INSTRUCTIONS TO FOLLOW |
The listing below is to be output in its exact form.

[Dataset items]
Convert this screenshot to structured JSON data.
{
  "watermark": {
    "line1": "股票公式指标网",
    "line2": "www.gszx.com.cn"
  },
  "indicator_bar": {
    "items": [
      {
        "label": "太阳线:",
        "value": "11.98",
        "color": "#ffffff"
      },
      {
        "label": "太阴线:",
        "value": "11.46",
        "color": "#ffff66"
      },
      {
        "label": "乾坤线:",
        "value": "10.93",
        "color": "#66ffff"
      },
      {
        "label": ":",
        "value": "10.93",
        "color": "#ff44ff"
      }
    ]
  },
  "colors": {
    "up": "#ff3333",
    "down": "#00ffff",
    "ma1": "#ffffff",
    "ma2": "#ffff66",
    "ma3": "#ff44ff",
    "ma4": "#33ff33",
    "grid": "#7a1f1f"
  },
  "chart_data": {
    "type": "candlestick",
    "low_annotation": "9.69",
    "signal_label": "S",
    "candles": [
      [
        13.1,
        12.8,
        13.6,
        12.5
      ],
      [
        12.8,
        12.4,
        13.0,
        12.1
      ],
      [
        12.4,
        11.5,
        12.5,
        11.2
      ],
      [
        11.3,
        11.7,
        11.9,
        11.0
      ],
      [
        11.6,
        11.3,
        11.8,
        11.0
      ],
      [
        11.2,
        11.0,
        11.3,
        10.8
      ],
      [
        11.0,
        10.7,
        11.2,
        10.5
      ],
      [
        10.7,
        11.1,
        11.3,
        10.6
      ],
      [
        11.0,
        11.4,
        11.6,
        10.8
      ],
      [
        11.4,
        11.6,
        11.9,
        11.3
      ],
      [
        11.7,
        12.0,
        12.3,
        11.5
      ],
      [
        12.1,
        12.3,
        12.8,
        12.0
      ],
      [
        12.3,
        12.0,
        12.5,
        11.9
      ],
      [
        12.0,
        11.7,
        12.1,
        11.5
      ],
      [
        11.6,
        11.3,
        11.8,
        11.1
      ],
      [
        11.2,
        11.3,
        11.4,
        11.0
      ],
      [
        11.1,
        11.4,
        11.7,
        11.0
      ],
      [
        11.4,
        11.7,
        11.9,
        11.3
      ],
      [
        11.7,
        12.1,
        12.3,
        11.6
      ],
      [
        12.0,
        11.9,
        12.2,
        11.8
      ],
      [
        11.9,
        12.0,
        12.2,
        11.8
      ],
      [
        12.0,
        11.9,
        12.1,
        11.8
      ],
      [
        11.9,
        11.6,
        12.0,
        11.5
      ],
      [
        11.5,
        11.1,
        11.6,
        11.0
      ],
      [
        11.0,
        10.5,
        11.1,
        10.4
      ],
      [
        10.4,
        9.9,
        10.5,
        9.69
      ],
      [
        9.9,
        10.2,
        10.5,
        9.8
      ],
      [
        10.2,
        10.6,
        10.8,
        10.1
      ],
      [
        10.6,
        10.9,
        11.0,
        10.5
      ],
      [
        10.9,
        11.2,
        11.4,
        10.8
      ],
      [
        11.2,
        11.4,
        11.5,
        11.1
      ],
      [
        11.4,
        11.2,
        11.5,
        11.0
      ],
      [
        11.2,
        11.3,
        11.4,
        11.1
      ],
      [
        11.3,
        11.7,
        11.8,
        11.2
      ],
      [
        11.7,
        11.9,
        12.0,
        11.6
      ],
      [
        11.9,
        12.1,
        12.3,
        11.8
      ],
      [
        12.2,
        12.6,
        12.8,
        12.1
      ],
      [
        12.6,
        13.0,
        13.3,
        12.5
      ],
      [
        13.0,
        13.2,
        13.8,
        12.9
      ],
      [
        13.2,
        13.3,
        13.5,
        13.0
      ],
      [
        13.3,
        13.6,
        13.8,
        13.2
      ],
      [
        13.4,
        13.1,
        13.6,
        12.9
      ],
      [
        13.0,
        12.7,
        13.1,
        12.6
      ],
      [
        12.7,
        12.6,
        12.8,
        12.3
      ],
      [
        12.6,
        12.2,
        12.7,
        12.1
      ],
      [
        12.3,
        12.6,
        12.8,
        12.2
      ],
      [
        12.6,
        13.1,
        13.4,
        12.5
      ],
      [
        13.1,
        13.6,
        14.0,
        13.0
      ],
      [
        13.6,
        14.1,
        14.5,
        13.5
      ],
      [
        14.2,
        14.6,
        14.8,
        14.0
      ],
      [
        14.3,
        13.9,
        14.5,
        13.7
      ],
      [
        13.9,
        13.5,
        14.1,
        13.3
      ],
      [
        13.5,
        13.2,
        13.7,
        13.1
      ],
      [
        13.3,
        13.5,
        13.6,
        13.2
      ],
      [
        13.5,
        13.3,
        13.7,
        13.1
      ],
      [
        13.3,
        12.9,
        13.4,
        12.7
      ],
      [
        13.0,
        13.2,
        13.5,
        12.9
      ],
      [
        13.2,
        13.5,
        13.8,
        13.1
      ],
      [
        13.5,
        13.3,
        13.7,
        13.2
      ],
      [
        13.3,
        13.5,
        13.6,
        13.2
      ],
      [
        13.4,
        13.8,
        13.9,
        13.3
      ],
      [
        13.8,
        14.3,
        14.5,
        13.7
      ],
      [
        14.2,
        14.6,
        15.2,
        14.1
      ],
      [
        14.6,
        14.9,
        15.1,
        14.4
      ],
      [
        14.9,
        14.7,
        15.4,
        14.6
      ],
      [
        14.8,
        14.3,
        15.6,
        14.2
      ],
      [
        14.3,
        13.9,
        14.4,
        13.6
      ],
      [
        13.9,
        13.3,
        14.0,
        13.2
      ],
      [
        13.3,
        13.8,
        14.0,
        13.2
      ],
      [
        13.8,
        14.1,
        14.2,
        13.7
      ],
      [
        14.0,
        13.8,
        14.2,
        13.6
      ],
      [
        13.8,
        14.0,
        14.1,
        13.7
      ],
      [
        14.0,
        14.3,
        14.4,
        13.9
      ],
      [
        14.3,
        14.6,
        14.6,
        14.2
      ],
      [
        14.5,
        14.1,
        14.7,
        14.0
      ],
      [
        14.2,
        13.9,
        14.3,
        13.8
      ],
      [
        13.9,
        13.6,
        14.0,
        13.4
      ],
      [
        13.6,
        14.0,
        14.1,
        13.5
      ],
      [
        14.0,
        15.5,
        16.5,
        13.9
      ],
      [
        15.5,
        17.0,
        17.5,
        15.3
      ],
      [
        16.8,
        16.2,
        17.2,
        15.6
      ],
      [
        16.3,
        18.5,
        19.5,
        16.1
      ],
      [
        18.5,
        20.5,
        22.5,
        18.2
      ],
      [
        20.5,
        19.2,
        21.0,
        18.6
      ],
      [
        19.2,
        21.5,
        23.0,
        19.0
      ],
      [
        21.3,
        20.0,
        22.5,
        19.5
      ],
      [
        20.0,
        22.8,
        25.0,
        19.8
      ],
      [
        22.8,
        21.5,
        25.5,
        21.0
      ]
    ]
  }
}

CORRECT RESPONSE |
Convert this screenshot to structured JSON data.
{
  "watermark": {
    "line1": "股票公式指标网",
    "line2": "www.gszx.com.cn"
  },
  "indicator_bar": {
    "items": [
      {
        "label": "太阳线:",
        "value": "11.98",
        "color": "#ffffff"
      },
      {
        "label": "太阴线:",
        "value": "11.46",
        "color": "#ffff66"
      },
      {
        "label": "乾坤线:",
        "value": "10.93",
        "color": "#66ffff"
      },
      {
        "label": ":",
        "value": "10.93",
        "color": "#ff44ff"
      }
    ]
  },
  "colors": {
    "up": "#ff3333",
    "down": "#00ffff",
    "ma1": "#ffffff",
    "ma2": "#ffff66",
    "ma3": "#ff44ff",
    "ma4": "#33ff33",
    "grid": "#7a1f1f"
  },
  "chart_data": {
    "type": "candlestick",
    "low_annotation": "9.69",
    "signal_label": "S",
    "candles": [
      [
        13.1,
        12.8,
        13.6,
        12.5
      ],
      [
        12.8,
        12.4,
        13.0,
        12.1
      ],
      [
        12.4,
        11.5,
        12.5,
        11.2
      ],
      [
        11.3,
        11.7,
        11.9,
        11.0
      ],
      [
        11.6,
        11.3,
        11.8,
        11.0
      ],
      [
        11.2,
        11.0,
        11.3,
        10.8
      ],
      [
        11.0,
        10.7,
        11.2,
        10.5
      ],
      [
        10.7,
        11.1,
        11.3,
        10.6
      ],
      [
        11.0,
        11.4,
        11.6,
        10.8
      ],
      [
        11.4,
        11.6,
        11.9,
        11.3
      ],
      [
        11.7,
        12.0,
        12.3,
        11.5
      ],
      [
        12.1,
        12.3,
        12.8,
        12.0
      ],
      [
        12.3,
        12.0,
        12.5,
        11.9
      ],
      [
        12.0,
        11.7,
        12.1,
        11.5
      ],
      [
        11.6,
        11.3,
        11.8,
        11.1
      ],
      [
        11.2,
        11.3,
        11.4,
        11.0
      ],
      [
        11.1,
        11.4,
        11.7,
        11.0
      ],
      [
        11.4,
        11.7,
        11.9,
        11.3
      ],
      [
        11.7,
        12.1,
        12.3,
        11.6
      ],
      [
        12.0,
        11.9,
        12.2,
        11.8
      ],
      [
        11.9,
        12.0,
        12.2,
        11.8
      ],
      [
        12.0,
        11.9,
        12.1,
        11.8
      ],
      [
        11.9,
        11.6,
        12.0,
        11.5
      ],
      [
        11.5,
        11.1,
        11.6,
        11.0
      ],
      [
        11.0,
        10.5,
        11.1,
        10.4
      ],
      [
        10.4,
        9.9,
        10.5,
        9.69
      ],
      [
        9.9,
        10.2,
        10.5,
        9.8
      ],
      [
        10.2,
        10.6,
        10.8,
        10.1
      ],
      [
        10.6,
        10.9,
        11.0,
        10.5
      ],
      [
        10.9,
        11.2,
        11.4,
        10.8
      ],
      [
        11.2,
        11.4,
        11.5,
        11.1
      ],
      [
        11.4,
        11.2,
        11.5,
        11.0
      ],
      [
        11.2,
        11.3,
        11.4,
        11.1
      ],
      [
        11.3,
        11.7,
        11.8,
        11.2
      ],
      [
        11.7,
        11.9,
        12.0,
        11.6
      ],
      [
        11.9,
        12.1,
        12.3,
        11.8
      ],
      [
        12.2,
        12.6,
        12.8,
        12.1
      ],
      [
        12.6,
        13.0,
        13.3,
        12.5
      ],
      [
        13.0,
        13.2,
        13.8,
        12.9
      ],
      [
        13.2,
        13.3,
        13.5,
        13.0
      ],
      [
        13.3,
        13.6,
        13.8,
        13.2
      ],
      [
        13.4,
        13.1,
        13.6,
        12.9
      ],
      [
        13.0,
        12.7,
        13.1,
        12.6
      ],
      [
        12.7,
        12.6,
        12.8,
        12.3
      ],
      [
        12.6,
        12.2,
        12.7,
        12.1
      ],
      [
        12.3,
        12.6,
        12.8,
        12.2
      ],
      [
        12.6,
        13.1,
        13.4,
        12.5
      ],
      [
        13.1,
        13.6,
        14.0,
        13.0
      ],
      [
        13.6,
        14.1,
        14.5,
        13.5
      ],
      [
        14.2,
        14.6,
        14.8,
        14.0
      ],
      [
        14.3,
        13.9,
        14.5,
        13.7
      ],
      [
        13.9,
        13.5,
        14.1,
        13.3
      ],
      [
        13.5,
        13.2,
        13.7,
        13.1
      ],
      [
        13.3,
        13.5,
        13.6,
        13.2
      ],
      [
        13.5,
        13.3,
        13.7,
        13.1
      ],
      [
        13.3,
        12.9,
        13.4,
        12.7
      ],
      [
        13.0,
        13.2,
        13.5,
        12.9
      ],
      [
        13.2,
        13.5,
        13.8,
        13.1
      ],
      [
        13.5,
        13.3,
        13.7,
        13.2
      ],
      [
        13.3,
        13.5,
        13.6,
        13.2
      ],
      [
        13.4,
        13.8,
        13.9,
        13.3
      ],
      [
        13.8,
        14.3,
        14.5,
        13.7
      ],
      [
        14.2,
        14.6,
        15.2,
        14.1
      ],
      [
        14.6,
        14.9,
        15.1,
        14.4
      ],
      [
        14.9,
        14.7,
        15.4,
        14.6
      ],
      [
        14.8,
        14.3,
        15.6,
        14.2
      ],
      [
        14.3,
        13.9,
        14.4,
        13.6
      ],
      [
        13.9,
        13.3,
        14.0,
        13.2
      ],
      [
        13.3,
        13.8,
        14.0,
        13.2
      ],
      [
        13.8,
        14.1,
        14.2,
        13.7
      ],
      [
        14.0,
        13.8,
        14.2,
        13.6
      ],
      [
        13.8,
        14.0,
        14.1,
        13.7
      ],
      [
        14.0,
        14.3,
        14.4,
        13.9
      ],
      [
        14.3,
        14.6,
        14.6,
        14.2
      ],
      [
        14.5,
        14.1,
        14.7,
        14.0
      ],
      [
        14.2,
        13.9,
        14.3,
        13.8
      ],
      [
        13.9,
        13.6,
        14.0,
        13.4
      ],
      [
        13.6,
        14.0,
        14.1,
        13.5
      ],
      [
        14.0,
        15.5,
        16.5,
        13.9
      ],
      [
        15.5,
        17.0,
        17.5,
        15.3
      ],
      [
        16.8,
        16.2,
        17.2,
        15.6
      ],
      [
        16.3,
        18.5,
        19.5,
        16.1
      ],
      [
        18.5,
        20.5,
        22.5,
        18.2
      ],
      [
        20.5,
        19.2,
        21.0,
        18.6
      ],
      [
        19.2,
        21.5,
        23.0,
        19.0
      ],
      [
        21.3,
        20.0,
        22.5,
        19.5
      ],
      [
        20.0,
        22.8,
        25.0,
        19.8
      ],
      [
        22.8,
        21.5,
        25.5,
        21.0
      ]
    ]
  }
}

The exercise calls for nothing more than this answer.